Reproduce each line of the records below without any change, leaving out the pictures.

● **RECORD LIST**

====

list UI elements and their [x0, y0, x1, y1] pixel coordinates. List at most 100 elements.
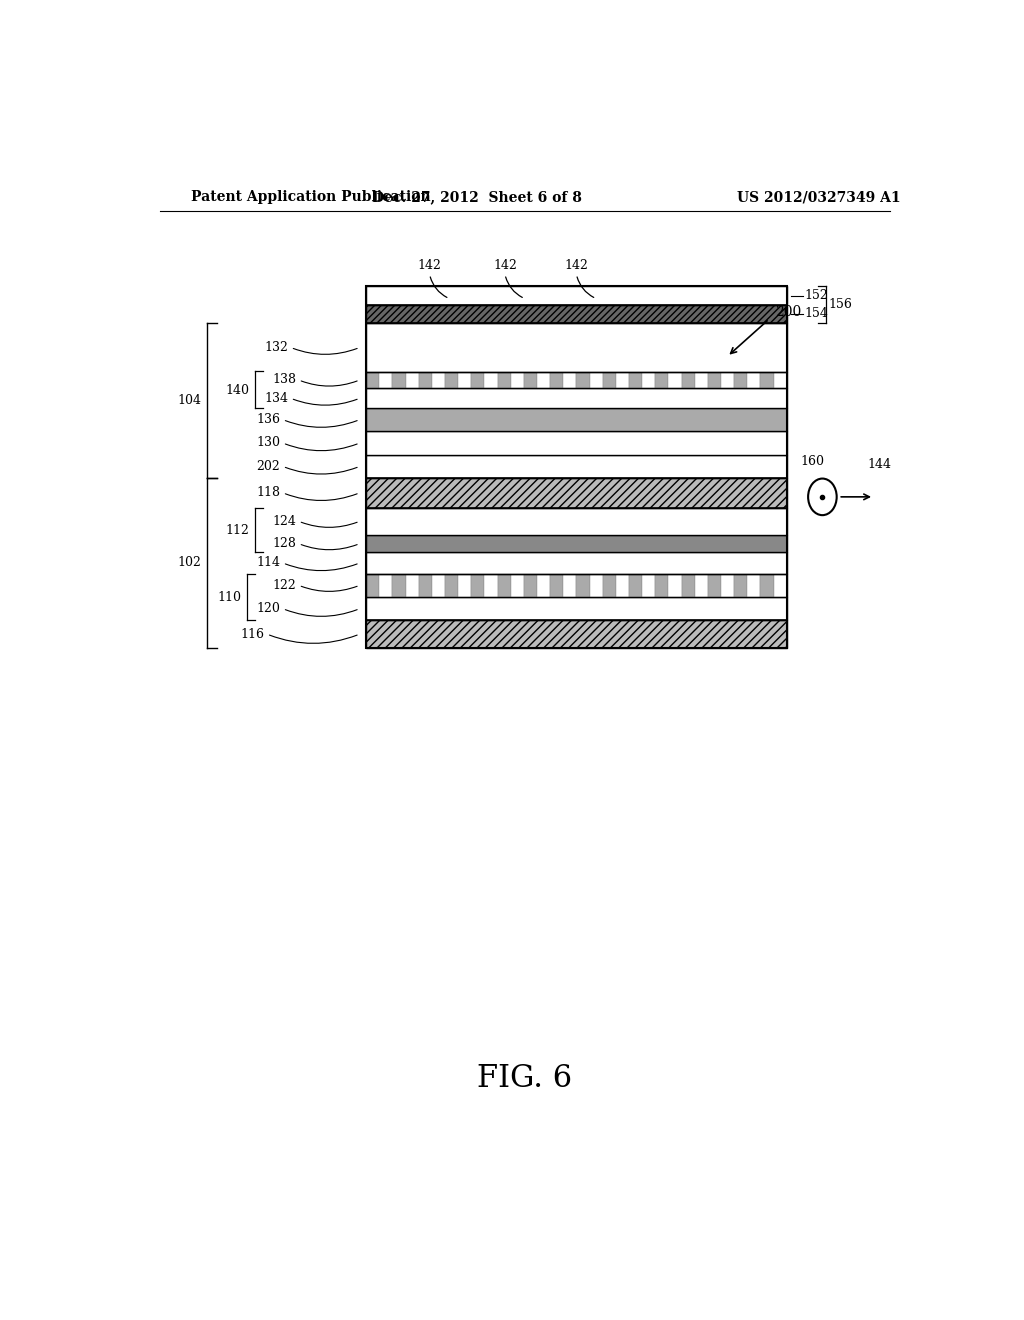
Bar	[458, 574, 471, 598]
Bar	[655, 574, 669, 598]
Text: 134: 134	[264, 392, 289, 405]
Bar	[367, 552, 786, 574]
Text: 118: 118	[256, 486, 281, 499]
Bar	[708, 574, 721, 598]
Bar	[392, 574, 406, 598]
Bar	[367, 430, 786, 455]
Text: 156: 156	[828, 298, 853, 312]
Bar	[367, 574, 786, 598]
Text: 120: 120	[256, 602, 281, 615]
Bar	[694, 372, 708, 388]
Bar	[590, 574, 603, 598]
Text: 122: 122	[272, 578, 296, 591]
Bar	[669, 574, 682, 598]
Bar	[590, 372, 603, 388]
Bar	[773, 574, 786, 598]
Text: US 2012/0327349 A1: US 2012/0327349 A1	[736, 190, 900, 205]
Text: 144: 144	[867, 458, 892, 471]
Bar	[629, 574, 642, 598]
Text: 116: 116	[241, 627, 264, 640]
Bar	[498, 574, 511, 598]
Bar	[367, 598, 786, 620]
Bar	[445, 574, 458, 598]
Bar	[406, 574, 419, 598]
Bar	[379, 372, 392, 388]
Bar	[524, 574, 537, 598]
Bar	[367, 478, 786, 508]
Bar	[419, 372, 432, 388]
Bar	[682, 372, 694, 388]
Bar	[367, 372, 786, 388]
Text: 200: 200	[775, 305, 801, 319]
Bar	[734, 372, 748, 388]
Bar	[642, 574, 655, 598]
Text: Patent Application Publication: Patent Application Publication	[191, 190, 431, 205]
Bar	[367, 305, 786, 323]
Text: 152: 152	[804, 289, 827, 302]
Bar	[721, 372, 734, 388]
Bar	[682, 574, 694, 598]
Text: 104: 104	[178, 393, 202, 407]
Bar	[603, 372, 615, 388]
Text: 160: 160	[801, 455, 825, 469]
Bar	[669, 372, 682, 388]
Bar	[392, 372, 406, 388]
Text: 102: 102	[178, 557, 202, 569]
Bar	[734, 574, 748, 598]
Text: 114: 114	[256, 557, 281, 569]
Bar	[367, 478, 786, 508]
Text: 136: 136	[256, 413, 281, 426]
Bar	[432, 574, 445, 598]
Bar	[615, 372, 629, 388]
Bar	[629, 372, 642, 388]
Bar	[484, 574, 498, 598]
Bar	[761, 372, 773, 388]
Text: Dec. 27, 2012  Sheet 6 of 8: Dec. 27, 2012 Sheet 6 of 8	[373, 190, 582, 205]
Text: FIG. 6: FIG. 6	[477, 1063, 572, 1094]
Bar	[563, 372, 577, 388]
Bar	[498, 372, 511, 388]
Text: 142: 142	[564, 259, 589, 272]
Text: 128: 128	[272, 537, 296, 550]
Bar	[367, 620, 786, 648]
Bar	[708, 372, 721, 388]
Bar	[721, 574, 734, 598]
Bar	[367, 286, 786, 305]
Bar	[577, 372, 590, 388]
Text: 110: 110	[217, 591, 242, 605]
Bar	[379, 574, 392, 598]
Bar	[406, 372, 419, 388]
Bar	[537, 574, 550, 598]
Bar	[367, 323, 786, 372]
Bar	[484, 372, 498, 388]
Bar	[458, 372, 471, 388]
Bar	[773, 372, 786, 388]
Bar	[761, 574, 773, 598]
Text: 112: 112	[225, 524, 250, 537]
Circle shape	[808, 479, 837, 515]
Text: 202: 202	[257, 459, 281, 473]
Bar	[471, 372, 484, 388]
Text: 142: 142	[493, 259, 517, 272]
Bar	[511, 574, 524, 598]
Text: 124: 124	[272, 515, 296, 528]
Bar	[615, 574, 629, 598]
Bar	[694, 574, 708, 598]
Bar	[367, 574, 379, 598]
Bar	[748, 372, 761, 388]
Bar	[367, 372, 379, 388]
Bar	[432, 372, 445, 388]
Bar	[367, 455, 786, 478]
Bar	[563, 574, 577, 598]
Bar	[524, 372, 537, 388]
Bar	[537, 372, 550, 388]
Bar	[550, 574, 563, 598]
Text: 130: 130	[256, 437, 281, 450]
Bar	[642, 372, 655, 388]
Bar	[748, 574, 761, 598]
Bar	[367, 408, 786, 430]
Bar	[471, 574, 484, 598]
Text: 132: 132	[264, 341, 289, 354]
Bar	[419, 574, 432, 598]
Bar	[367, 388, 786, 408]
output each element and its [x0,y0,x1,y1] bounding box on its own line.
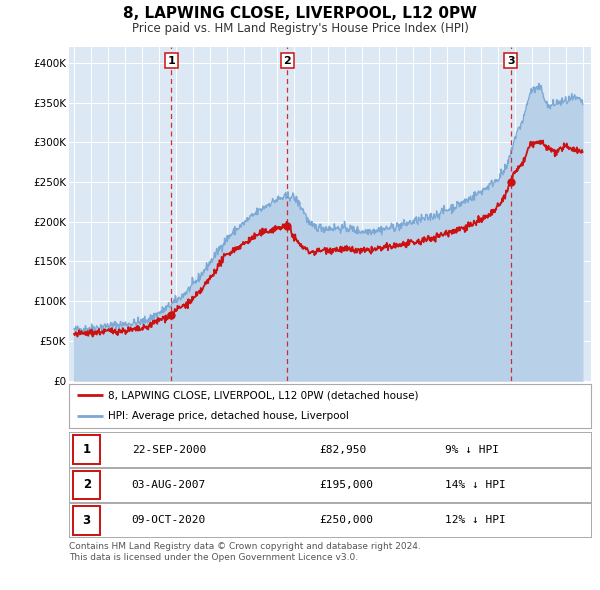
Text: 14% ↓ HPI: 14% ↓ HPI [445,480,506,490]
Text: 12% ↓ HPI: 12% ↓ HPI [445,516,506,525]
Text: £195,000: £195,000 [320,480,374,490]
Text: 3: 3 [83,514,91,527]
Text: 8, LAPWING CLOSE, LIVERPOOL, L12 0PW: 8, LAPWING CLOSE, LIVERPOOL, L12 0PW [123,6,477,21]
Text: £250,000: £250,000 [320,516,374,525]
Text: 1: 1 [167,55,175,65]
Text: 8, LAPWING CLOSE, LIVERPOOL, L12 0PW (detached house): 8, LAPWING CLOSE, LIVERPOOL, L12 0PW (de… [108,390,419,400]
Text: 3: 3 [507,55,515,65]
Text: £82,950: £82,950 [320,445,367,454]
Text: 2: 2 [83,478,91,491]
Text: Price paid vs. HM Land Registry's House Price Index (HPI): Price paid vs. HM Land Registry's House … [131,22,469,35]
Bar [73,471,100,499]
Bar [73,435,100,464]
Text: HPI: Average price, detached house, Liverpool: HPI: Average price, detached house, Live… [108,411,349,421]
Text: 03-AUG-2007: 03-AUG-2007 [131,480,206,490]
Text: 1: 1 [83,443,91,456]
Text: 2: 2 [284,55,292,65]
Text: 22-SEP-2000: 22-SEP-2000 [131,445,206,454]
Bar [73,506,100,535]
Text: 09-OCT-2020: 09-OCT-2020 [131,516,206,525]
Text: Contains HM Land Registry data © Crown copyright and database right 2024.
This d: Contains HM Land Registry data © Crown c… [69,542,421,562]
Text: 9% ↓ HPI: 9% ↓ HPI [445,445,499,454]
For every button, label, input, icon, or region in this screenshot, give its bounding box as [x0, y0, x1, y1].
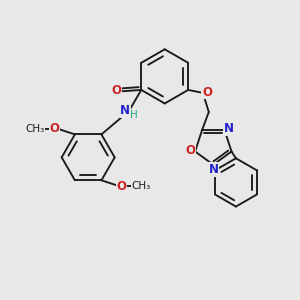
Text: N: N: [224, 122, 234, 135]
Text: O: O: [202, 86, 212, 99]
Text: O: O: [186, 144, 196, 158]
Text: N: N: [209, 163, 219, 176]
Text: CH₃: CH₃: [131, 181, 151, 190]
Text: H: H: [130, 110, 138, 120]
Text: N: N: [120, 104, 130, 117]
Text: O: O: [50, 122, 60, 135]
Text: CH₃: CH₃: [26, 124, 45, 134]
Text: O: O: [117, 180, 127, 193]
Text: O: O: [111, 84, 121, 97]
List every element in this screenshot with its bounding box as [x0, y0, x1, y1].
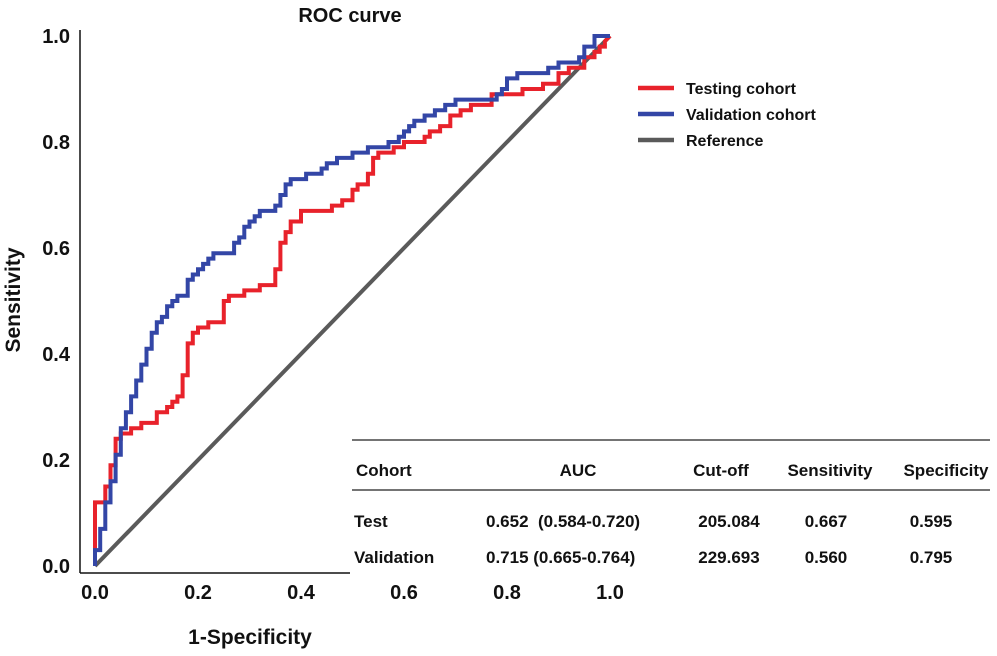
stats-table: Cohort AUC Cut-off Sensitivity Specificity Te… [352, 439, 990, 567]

====

● **EXPECTED OUTPUT**
list UI elements and their [x0, y0, x1, y1] pixel coordinates. List at most 100 elements.
Bar	[458, 574, 471, 598]
Bar	[655, 574, 669, 598]
Text: 134: 134	[264, 392, 289, 405]
Bar	[367, 552, 786, 574]
Text: 118: 118	[256, 486, 281, 499]
Bar	[708, 574, 721, 598]
Bar	[392, 574, 406, 598]
Bar	[367, 430, 786, 455]
Text: 156: 156	[828, 298, 853, 312]
Bar	[367, 574, 786, 598]
Text: 120: 120	[256, 602, 281, 615]
Bar	[694, 372, 708, 388]
Bar	[590, 574, 603, 598]
Text: 122: 122	[272, 578, 296, 591]
Bar	[669, 574, 682, 598]
Bar	[590, 372, 603, 388]
Bar	[773, 574, 786, 598]
Text: US 2012/0327349 A1: US 2012/0327349 A1	[736, 190, 900, 205]
Text: 144: 144	[867, 458, 892, 471]
Bar	[629, 574, 642, 598]
Text: 116: 116	[241, 627, 264, 640]
Bar	[498, 574, 511, 598]
Bar	[367, 598, 786, 620]
Bar	[445, 574, 458, 598]
Bar	[406, 574, 419, 598]
Bar	[379, 372, 392, 388]
Bar	[524, 574, 537, 598]
Bar	[367, 478, 786, 508]
Bar	[419, 372, 432, 388]
Bar	[682, 372, 694, 388]
Bar	[367, 372, 786, 388]
Text: 200: 200	[775, 305, 801, 319]
Bar	[734, 372, 748, 388]
Bar	[642, 574, 655, 598]
Text: Patent Application Publication: Patent Application Publication	[191, 190, 431, 205]
Bar	[367, 305, 786, 323]
Text: 152: 152	[804, 289, 827, 302]
Bar	[721, 372, 734, 388]
Bar	[682, 574, 694, 598]
Text: 104: 104	[178, 393, 202, 407]
Bar	[603, 372, 615, 388]
Text: 160: 160	[801, 455, 825, 469]
Bar	[669, 372, 682, 388]
Bar	[392, 372, 406, 388]
Text: 102: 102	[178, 557, 202, 569]
Bar	[734, 574, 748, 598]
Text: 114: 114	[256, 557, 281, 569]
Bar	[367, 478, 786, 508]
Text: 136: 136	[256, 413, 281, 426]
Bar	[432, 574, 445, 598]
Bar	[615, 372, 629, 388]
Bar	[629, 372, 642, 388]
Bar	[484, 574, 498, 598]
Bar	[761, 372, 773, 388]
Text: Dec. 27, 2012  Sheet 6 of 8: Dec. 27, 2012 Sheet 6 of 8	[373, 190, 582, 205]
Text: FIG. 6: FIG. 6	[477, 1063, 572, 1094]
Bar	[563, 372, 577, 388]
Bar	[498, 372, 511, 388]
Text: 142: 142	[564, 259, 589, 272]
Text: 128: 128	[272, 537, 296, 550]
Bar	[367, 620, 786, 648]
Bar	[708, 372, 721, 388]
Bar	[721, 574, 734, 598]
Bar	[367, 286, 786, 305]
Bar	[577, 372, 590, 388]
Text: 110: 110	[217, 591, 242, 605]
Bar	[379, 574, 392, 598]
Bar	[406, 372, 419, 388]
Bar	[537, 574, 550, 598]
Bar	[367, 323, 786, 372]
Bar	[484, 372, 498, 388]
Bar	[458, 372, 471, 388]
Bar	[773, 372, 786, 388]
Bar	[761, 574, 773, 598]
Text: 112: 112	[225, 524, 250, 537]
Circle shape	[808, 479, 837, 515]
Text: 202: 202	[257, 459, 281, 473]
Bar	[471, 372, 484, 388]
Text: 142: 142	[493, 259, 517, 272]
Bar	[511, 574, 524, 598]
Text: 124: 124	[272, 515, 296, 528]
Bar	[615, 574, 629, 598]
Bar	[694, 574, 708, 598]
Bar	[367, 574, 379, 598]
Bar	[748, 372, 761, 388]
Bar	[367, 372, 379, 388]
Bar	[432, 372, 445, 388]
Bar	[367, 455, 786, 478]
Bar	[563, 574, 577, 598]
Bar	[524, 372, 537, 388]
Bar	[537, 372, 550, 388]
Bar	[550, 574, 563, 598]
Text: 130: 130	[256, 437, 281, 450]
Bar	[642, 372, 655, 388]
Bar	[748, 574, 761, 598]
Bar	[367, 408, 786, 430]
Bar	[471, 574, 484, 598]
Text: 132: 132	[264, 341, 289, 354]
Bar	[419, 574, 432, 598]
Bar	[367, 388, 786, 408]
output each element and its [x0,y0,x1,y1] bounding box on its own line.
Text: 14% ↓ HPI: 14% ↓ HPI [445,480,506,490]
Text: 12% ↓ HPI: 12% ↓ HPI [445,516,506,525]
Text: £195,000: £195,000 [320,480,374,490]
Text: 3: 3 [83,514,91,527]
Text: 8, LAPWING CLOSE, LIVERPOOL, L12 0PW: 8, LAPWING CLOSE, LIVERPOOL, L12 0PW [123,6,477,21]
Text: £250,000: £250,000 [320,516,374,525]
Text: 1: 1 [167,55,175,65]
Text: 8, LAPWING CLOSE, LIVERPOOL, L12 0PW (detached house): 8, LAPWING CLOSE, LIVERPOOL, L12 0PW (de… [108,390,419,400]
Text: 3: 3 [507,55,515,65]
Text: £82,950: £82,950 [320,445,367,454]
Text: 2: 2 [83,478,91,491]
Text: Price paid vs. HM Land Registry's House Price Index (HPI): Price paid vs. HM Land Registry's House … [131,22,469,35]
Bar [73,471,100,499]
Bar [73,435,100,464]
Text: HPI: Average price, detached house, Liverpool: HPI: Average price, detached house, Live… [108,411,349,421]
Text: 03-AUG-2007: 03-AUG-2007 [131,480,206,490]
Text: 1: 1 [83,443,91,456]
Text: 2: 2 [284,55,292,65]
Text: 22-SEP-2000: 22-SEP-2000 [131,445,206,454]
Bar [73,506,100,535]
Text: 09-OCT-2020: 09-OCT-2020 [131,516,206,525]
Text: Contains HM Land Registry data © Crown copyright and database right 2024.
This d: Contains HM Land Registry data © Crown c… [69,542,421,562]
Text: 9% ↓ HPI: 9% ↓ HPI [445,445,499,454]
For every button, label, input, icon, or region in this screenshot, give its bounding box as [x0, y0, x1, y1].
Text: N: N: [224, 122, 234, 135]
Text: O: O: [202, 86, 212, 99]
Text: O: O: [186, 144, 196, 158]
Text: N: N: [209, 163, 219, 176]
Text: CH₃: CH₃: [131, 181, 151, 190]
Text: H: H: [130, 110, 138, 120]
Text: N: N: [120, 104, 130, 117]
Text: O: O: [50, 122, 60, 135]
Text: CH₃: CH₃: [26, 124, 45, 134]
Text: O: O: [117, 180, 127, 193]
Text: O: O: [111, 84, 121, 97]
List every element in this screenshot with its bounding box as [x0, y0, x1, y1].
stats-table: Cohort AUC Cut-off Sensitivity Specificity Te… [352, 439, 990, 567]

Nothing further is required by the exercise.